**What to produce:** Set down, without alteration, the lines from the one that contains "Parse this screenshot: output" through the final line of the material below.

**Input material:**
----
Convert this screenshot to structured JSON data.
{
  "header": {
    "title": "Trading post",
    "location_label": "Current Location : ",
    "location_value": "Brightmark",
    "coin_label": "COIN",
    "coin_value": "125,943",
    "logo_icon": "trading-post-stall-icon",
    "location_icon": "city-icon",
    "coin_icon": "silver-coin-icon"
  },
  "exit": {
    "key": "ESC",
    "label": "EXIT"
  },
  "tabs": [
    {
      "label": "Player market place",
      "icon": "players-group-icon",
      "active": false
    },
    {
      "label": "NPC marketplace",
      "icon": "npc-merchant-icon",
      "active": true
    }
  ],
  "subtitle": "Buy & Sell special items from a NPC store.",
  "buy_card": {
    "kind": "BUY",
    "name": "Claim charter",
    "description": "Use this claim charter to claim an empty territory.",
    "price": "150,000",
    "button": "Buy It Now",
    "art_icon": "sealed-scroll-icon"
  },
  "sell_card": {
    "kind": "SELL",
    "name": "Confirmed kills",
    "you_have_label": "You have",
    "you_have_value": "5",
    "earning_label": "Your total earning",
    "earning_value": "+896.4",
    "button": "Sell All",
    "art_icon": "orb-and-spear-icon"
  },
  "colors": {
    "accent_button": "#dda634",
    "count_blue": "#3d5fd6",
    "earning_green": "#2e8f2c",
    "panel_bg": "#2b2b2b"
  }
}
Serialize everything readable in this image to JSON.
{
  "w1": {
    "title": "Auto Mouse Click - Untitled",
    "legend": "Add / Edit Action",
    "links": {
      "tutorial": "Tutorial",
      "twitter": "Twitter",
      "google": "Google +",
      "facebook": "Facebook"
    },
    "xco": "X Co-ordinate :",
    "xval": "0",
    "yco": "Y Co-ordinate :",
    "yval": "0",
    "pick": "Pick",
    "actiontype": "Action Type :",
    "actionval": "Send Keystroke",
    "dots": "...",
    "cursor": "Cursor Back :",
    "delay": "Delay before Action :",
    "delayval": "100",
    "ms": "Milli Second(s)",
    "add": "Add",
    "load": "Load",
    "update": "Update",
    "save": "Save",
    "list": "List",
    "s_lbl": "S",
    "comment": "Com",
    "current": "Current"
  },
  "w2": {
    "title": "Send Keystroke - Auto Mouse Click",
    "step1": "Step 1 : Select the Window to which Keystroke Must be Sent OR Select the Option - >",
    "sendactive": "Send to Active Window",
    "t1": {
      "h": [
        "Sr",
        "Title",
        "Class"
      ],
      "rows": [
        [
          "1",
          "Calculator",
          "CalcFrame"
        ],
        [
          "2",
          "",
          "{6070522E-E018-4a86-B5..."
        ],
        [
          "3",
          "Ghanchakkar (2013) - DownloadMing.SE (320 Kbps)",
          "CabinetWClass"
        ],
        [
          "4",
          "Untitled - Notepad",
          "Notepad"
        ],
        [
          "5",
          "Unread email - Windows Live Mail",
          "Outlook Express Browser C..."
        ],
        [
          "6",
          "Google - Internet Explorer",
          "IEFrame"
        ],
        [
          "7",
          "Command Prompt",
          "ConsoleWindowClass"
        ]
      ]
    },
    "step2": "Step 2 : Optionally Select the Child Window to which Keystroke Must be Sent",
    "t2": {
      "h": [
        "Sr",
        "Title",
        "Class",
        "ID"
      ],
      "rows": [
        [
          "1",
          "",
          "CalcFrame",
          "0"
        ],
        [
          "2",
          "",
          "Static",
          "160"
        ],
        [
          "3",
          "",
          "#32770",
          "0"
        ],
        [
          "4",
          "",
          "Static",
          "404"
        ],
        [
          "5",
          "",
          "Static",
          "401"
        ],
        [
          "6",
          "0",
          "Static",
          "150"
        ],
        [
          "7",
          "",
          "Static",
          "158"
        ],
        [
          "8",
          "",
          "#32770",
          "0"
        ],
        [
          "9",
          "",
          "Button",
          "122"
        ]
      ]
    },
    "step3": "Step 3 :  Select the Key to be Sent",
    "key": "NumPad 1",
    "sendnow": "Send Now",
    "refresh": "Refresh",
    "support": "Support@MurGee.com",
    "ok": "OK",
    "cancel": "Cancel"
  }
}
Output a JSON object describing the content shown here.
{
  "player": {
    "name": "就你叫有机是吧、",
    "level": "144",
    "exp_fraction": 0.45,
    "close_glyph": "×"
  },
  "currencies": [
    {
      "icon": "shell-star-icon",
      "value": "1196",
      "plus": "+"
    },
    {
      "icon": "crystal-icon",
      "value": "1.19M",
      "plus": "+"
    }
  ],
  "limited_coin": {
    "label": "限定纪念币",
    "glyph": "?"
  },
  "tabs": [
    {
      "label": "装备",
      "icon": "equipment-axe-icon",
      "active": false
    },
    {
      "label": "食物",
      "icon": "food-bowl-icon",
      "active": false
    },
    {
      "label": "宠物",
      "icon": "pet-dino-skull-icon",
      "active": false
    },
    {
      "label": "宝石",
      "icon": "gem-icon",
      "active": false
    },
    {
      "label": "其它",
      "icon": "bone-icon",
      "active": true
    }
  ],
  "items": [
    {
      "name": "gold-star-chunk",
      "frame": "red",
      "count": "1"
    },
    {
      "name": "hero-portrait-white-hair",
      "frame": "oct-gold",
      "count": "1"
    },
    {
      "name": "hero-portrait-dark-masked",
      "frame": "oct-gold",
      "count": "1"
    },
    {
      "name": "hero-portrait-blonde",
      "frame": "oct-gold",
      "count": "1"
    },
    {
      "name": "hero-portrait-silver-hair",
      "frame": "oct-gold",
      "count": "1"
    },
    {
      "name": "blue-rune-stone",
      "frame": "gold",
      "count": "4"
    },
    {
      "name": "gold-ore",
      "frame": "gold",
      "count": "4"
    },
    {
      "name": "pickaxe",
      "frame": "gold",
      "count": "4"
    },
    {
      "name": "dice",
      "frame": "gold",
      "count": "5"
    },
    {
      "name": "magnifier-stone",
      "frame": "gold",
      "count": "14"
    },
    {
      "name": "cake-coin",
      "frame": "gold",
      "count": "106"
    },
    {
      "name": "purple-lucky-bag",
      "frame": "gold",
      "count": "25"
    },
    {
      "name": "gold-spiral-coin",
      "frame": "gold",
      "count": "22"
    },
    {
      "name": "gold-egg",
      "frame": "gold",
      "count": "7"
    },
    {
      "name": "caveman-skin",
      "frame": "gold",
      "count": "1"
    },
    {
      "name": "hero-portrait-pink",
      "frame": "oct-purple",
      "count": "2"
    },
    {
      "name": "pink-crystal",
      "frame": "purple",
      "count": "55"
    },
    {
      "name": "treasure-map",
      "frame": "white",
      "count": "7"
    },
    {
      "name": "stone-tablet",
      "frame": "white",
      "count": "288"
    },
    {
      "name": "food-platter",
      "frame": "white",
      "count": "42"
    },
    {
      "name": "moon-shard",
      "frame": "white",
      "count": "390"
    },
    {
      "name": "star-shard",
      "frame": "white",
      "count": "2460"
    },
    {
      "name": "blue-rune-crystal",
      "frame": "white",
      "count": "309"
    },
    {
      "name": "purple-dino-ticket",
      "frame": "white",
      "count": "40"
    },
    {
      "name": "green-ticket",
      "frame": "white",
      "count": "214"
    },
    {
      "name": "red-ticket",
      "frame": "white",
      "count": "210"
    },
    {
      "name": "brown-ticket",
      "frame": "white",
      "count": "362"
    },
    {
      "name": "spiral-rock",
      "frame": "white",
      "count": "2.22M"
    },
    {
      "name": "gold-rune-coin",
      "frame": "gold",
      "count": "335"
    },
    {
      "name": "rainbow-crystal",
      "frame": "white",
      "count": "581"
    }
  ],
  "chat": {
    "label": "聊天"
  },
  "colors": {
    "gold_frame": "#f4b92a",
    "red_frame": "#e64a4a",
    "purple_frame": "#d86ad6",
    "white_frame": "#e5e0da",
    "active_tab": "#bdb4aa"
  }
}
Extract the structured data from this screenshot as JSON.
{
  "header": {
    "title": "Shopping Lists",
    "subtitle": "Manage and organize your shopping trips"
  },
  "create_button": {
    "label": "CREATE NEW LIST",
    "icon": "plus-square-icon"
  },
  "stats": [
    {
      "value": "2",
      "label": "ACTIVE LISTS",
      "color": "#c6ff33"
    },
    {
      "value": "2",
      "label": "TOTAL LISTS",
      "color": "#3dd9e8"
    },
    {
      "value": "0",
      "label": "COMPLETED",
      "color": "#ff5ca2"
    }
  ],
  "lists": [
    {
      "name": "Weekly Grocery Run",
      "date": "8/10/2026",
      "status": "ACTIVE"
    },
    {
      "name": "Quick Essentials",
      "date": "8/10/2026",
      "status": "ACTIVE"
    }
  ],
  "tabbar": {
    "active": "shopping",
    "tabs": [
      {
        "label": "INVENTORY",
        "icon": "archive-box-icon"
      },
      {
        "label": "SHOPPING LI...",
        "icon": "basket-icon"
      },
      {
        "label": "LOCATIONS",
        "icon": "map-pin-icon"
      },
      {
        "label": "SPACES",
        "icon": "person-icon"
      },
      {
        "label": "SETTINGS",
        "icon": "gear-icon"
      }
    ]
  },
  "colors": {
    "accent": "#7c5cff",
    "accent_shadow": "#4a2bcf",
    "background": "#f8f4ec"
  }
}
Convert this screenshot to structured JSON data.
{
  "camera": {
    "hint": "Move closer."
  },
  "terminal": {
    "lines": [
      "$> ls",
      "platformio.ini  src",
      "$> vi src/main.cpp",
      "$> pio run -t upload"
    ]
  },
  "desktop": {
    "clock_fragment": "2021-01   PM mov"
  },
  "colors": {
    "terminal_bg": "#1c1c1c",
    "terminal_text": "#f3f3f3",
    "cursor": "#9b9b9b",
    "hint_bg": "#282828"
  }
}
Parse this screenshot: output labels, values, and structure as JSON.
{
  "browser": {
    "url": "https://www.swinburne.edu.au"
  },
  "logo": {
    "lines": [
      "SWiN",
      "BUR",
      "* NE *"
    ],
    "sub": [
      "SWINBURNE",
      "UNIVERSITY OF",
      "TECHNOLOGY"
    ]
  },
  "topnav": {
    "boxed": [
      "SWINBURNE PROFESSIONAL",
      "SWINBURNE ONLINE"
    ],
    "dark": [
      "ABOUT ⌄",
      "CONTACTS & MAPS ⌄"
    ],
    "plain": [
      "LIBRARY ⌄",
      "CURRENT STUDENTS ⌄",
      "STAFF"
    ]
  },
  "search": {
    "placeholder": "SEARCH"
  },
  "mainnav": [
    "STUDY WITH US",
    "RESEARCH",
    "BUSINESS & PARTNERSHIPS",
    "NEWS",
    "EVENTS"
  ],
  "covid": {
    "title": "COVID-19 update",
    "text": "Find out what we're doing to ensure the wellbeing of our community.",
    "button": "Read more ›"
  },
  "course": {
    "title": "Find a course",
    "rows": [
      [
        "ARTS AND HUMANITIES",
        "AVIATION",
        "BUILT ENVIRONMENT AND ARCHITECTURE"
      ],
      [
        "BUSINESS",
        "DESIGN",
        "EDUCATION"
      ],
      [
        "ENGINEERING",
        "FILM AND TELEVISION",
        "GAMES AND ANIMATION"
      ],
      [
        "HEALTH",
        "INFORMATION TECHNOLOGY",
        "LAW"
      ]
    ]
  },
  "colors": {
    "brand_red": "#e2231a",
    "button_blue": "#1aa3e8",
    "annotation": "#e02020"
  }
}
----
**Exercise output:**
Parse this screenshot: output labels, values, and structure as JSON.
{
  "browser": {
    "url": "https://www.swinburne.edu.au"
  },
  "logo": {
    "lines": [
      "SWiN",
      "BUR",
      "* NE *"
    ],
    "sub": [
      "SWINBURNE",
      "UNIVERSITY OF",
      "TECHNOLOGY"
    ]
  },
  "topnav": {
    "boxed": [
      "SWINBURNE PROFESSIONAL",
      "SWINBURNE ONLINE"
    ],
    "dark": [
      "ABOUT ⌄",
      "CONTACTS & MAPS ⌄"
    ],
    "plain": [
      "LIBRARY ⌄",
      "CURRENT STUDENTS ⌄",
      "STAFF"
    ]
  },
  "search": {
    "placeholder": "SEARCH"
  },
  "mainnav": [
    "STUDY WITH US",
    "RESEARCH",
    "BUSINESS & PARTNERSHIPS",
    "NEWS",
    "EVENTS"
  ],
  "covid": {
    "title": "COVID-19 update",
    "text": "Find out what we're doing to ensure the wellbeing of our community.",
    "button": "Read more ›"
  },
  "course": {
    "title": "Find a course",
    "rows": [
      [
        "ARTS AND HUMANITIES",
        "AVIATION",
        "BUILT ENVIRONMENT AND ARCHITECTURE"
      ],
      [
        "BUSINESS",
        "DESIGN",
        "EDUCATION"
      ],
      [
        "ENGINEERING",
        "FILM AND TELEVISION",
        "GAMES AND ANIMATION"
      ],
      [
        "HEALTH",
        "INFORMATION TECHNOLOGY",
        "LAW"
      ]
    ]
  },
  "colors": {
    "brand_red": "#e2231a",
    "button_blue": "#1aa3e8",
    "annotation": "#e02020"
  }
}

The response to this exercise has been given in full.